#### STATED GOAL:
Pull each line holding the word "seed" from the data.

#### PROVIDED RECORDS:
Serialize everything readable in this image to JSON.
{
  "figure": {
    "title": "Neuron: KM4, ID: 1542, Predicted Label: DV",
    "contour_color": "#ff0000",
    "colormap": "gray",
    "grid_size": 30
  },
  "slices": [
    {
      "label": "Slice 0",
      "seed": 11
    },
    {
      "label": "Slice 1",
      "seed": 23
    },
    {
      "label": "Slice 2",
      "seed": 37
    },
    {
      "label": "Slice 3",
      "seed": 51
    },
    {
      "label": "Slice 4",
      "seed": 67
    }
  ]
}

#### RESPONSE:
      "seed": 11
      "seed": 23
      "seed": 37
      "seed": 51
      "seed": 67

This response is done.